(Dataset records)
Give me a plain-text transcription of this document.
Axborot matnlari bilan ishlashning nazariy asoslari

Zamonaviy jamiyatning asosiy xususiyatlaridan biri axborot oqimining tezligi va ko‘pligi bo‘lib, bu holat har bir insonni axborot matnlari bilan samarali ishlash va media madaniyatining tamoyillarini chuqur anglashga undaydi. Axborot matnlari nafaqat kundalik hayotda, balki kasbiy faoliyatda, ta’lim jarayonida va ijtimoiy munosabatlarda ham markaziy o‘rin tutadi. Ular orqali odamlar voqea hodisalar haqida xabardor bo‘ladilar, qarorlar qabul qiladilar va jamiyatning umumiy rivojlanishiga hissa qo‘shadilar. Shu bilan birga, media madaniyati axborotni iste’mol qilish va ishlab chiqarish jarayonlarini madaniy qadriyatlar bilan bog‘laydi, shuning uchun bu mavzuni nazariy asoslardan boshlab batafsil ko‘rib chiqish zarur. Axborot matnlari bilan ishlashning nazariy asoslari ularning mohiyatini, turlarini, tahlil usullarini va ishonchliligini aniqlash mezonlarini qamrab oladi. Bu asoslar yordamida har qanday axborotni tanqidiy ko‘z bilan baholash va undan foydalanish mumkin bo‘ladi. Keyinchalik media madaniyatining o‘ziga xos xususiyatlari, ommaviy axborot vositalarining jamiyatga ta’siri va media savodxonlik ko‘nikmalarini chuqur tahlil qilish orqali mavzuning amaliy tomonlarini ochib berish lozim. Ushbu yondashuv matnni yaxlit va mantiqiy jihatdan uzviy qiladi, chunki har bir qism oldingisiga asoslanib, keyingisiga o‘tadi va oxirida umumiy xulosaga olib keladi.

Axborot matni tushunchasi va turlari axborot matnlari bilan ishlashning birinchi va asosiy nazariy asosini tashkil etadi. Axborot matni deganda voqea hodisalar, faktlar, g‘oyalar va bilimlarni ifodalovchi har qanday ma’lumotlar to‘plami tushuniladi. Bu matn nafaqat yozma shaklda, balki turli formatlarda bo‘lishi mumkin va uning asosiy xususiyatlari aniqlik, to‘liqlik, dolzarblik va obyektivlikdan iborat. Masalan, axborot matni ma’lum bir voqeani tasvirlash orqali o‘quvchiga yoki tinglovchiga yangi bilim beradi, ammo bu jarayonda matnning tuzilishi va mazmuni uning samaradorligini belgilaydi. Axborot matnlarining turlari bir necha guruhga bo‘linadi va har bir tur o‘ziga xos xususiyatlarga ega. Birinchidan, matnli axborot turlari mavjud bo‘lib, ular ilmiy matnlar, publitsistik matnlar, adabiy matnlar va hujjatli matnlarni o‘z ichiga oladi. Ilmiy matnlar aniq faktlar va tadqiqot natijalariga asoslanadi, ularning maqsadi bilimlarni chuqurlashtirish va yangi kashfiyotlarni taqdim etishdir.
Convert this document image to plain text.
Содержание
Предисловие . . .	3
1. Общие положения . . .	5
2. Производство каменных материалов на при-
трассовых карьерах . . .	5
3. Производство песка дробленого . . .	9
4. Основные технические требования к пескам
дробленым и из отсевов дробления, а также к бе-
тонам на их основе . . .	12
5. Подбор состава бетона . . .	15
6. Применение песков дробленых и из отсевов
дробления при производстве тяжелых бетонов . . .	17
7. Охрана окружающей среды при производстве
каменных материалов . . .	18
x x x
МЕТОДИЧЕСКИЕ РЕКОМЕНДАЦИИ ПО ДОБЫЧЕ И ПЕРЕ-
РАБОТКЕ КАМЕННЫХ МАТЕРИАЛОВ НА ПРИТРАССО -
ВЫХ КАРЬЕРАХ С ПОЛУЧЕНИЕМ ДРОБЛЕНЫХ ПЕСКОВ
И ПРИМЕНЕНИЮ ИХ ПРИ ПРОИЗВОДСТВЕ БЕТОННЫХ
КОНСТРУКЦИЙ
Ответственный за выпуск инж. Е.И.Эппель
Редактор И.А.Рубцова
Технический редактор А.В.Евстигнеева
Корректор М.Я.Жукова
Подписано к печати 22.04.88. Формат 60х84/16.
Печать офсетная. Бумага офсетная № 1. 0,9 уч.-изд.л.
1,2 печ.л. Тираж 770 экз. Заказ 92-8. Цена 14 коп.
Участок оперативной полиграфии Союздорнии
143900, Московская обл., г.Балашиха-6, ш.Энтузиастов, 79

### TASK TO CARRY OUT
Repeat every entry word for word.

### EXERCISE OUTPUT
Give me a plain-text transcription of this document.
Axborot matnlari bilan ishlashning nazariy asoslari

Zamonaviy jamiyatning asosiy xususiyatlaridan biri axborot oqimining tezligi va ko‘pligi bo‘lib, bu holat har bir insonni axborot matnlari bilan samarali ishlash va media madaniyatining tamoyillarini chuqur anglashga undaydi. Axborot matnlari nafaqat kundalik hayotda, balki kasbiy faoliyatda, ta’lim jarayonida va ijtimoiy munosabatlarda ham markaziy o‘rin tutadi. Ular orqali odamlar voqea hodisalar haqida xabardor bo‘ladilar, qarorlar qabul qiladilar va jamiyatning umumiy rivojlanishiga hissa qo‘shadilar. Shu bilan birga, media madaniyati axborotni iste’mol qilish va ishlab chiqarish jarayonlarini madaniy qadriyatlar bilan bog‘laydi, shuning uchun bu mavzuni nazariy asoslardan boshlab batafsil ko‘rib chiqish zarur. Axborot matnlari bilan ishlashning nazariy asoslari ularning mohiyatini, turlarini, tahlil usullarini va ishonchliligini aniqlash mezonlarini qamrab oladi. Bu asoslar yordamida har qanday axborotni tanqidiy ko‘z bilan baholash va undan foydalanish mumkin bo‘ladi. Keyinchalik media madaniyatining o‘ziga xos xususiyatlari, ommaviy axborot vositalarining jamiyatga ta’siri va media savodxonlik ko‘nikmalarini chuqur tahlil qilish orqali mavzuning amaliy tomonlarini ochib berish lozim. Ushbu yondashuv matnni yaxlit va mantiqiy jihatdan uzviy qiladi, chunki har bir qism oldingisiga asoslanib, keyingisiga o‘tadi va oxirida umumiy xulosaga olib keladi.

Axborot matni tushunchasi va turlari axborot matnlari bilan ishlashning birinchi va asosiy nazariy asosini tashkil etadi. Axborot matni deganda voqea hodisalar, faktlar, g‘oyalar va bilimlarni ifodalovchi har qanday ma’lumotlar to‘plami tushuniladi. Bu matn nafaqat yozma shaklda, balki turli formatlarda bo‘lishi mumkin va uning asosiy xususiyatlari aniqlik, to‘liqlik, dolzarblik va obyektivlikdan iborat. Masalan, axborot matni ma’lum bir voqeani tasvirlash orqali o‘quvchiga yoki tinglovchiga yangi bilim beradi, ammo bu jarayonda matnning tuzilishi va mazmuni uning samaradorligini belgilaydi. Axborot matnlarining turlari bir necha guruhga bo‘linadi va har bir tur o‘ziga xos xususiyatlarga ega. Birinchidan, matnli axborot turlari mavjud bo‘lib, ular ilmiy matnlar, publitsistik matnlar, adabiy matnlar va hujjatli matnlarni o‘z ichiga oladi. Ilmiy matnlar aniq faktlar va tadqiqot natijalariga asoslanadi, ularning maqsadi bilimlarni chuqurlashtirish va yangi kashfiyotlarni taqdim etishdir.
Convert this document image to plain text.
Содержание
Предисловие . . .	3
1. Общие положения . . .	5
2. Производство каменных материалов на при-
трассовых карьерах . . .	5
3. Производство песка дробленого . . .	9
4. Основные технические требования к пескам
дробленым и из отсевов дробления, а также к бе-
тонам на их основе . . .	12
5. Подбор состава бетона . . .	15
6. Применение песков дробленых и из отсевов
дробления при производстве тяжелых бетонов . . .	17
7. Охрана окружающей среды при производстве
каменных материалов . . .	18
x x x
МЕТОДИЧЕСКИЕ РЕКОМЕНДАЦИИ ПО ДОБЫЧЕ И ПЕРЕ-
РАБОТКЕ КАМЕННЫХ МАТЕРИАЛОВ НА ПРИТРАССО -
ВЫХ КАРЬЕРАХ С ПОЛУЧЕНИЕМ ДРОБЛЕНЫХ ПЕСКОВ
И ПРИМЕНЕНИЮ ИХ ПРИ ПРОИЗВОДСТВЕ БЕТОННЫХ
КОНСТРУКЦИЙ
Ответственный за выпуск инж. Е.И.Эппель
Редактор И.А.Рубцова
Технический редактор А.В.Евстигнеева
Корректор М.Я.Жукова
Подписано к печати 22.04.88. Формат 60х84/16.
Печать офсетная. Бумага офсетная № 1. 0,9 уч.-изд.л.
1,2 печ.л. Тираж 770 экз. Заказ 92-8. Цена 14 коп.
Участок оперативной полиграфии Союздорнии
143900, Московская обл., г.Балашиха-6, ш.Энтузиастов, 79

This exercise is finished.